__What the task asks__: What follows is a set of records, each of which is to be written out exactly.

++++ Entries

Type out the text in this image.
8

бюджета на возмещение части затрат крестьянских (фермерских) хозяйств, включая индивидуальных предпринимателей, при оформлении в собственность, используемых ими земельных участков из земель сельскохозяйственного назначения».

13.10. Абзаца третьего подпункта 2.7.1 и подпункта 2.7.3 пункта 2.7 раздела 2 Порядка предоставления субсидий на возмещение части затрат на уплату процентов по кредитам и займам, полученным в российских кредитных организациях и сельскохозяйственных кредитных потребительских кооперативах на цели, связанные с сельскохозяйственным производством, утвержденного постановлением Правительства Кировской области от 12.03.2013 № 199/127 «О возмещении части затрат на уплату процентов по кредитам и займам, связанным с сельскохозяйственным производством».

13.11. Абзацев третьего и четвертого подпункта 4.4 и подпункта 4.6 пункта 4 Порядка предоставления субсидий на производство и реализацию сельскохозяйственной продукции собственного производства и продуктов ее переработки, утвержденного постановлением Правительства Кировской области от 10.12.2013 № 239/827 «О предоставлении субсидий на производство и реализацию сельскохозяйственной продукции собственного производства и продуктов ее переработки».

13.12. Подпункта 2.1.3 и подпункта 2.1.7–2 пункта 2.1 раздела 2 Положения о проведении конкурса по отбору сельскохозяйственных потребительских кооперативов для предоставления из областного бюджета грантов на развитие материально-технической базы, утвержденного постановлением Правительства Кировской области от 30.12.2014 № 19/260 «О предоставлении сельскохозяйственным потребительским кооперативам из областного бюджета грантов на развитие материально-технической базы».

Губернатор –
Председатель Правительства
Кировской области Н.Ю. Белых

++++++++

__Reply__:
Type out the text in this image.
8

бюджета на возмещение части затрат крестьянских (фермерских) хозяйств, включая индивидуальных предпринимателей, при оформлении в собственность, используемых ими земельных участков из земель сельскохозяйственного назначения».

13.10. Абзаца третьего подпункта 2.7.1 и подпункта 2.7.3 пункта 2.7 раздела 2 Порядка предоставления субсидий на возмещение части затрат на уплату процентов по кредитам и займам, полученным в российских кредитных организациях и сельскохозяйственных кредитных потребительских кооперативах на цели, связанные с сельскохозяйственным производством, утвержденного постановлением Правительства Кировской области от 12.03.2013 № 199/127 «О возмещении части затрат на уплату процентов по кредитам и займам, связанным с сельскохозяйственным производством».

13.11. Абзацев третьего и четвертого подпункта 4.4 и подпункта 4.6 пункта 4 Порядка предоставления субсидий на производство и реализацию сельскохозяйственной продукции собственного производства и продуктов ее переработки, утвержденного постановлением Правительства Кировской области от 10.12.2013 № 239/827 «О предоставлении субсидий на производство и реализацию сельскохозяйственной продукции собственного производства и продуктов ее переработки».

13.12. Подпункта 2.1.3 и подпункта 2.1.7–2 пункта 2.1 раздела 2 Положения о проведении конкурса по отбору сельскохозяйственных потребительских кооперативов для предоставления из областного бюджета грантов на развитие материально-технической базы, утвержденного постановлением Правительства Кировской области от 30.12.2014 № 19/260 «О предоставлении сельскохозяйственным потребительским кооперативам из областного бюджета грантов на развитие материально-технической базы».

Губернатор –
Председатель Правительства
Кировской области Н.Ю. Белых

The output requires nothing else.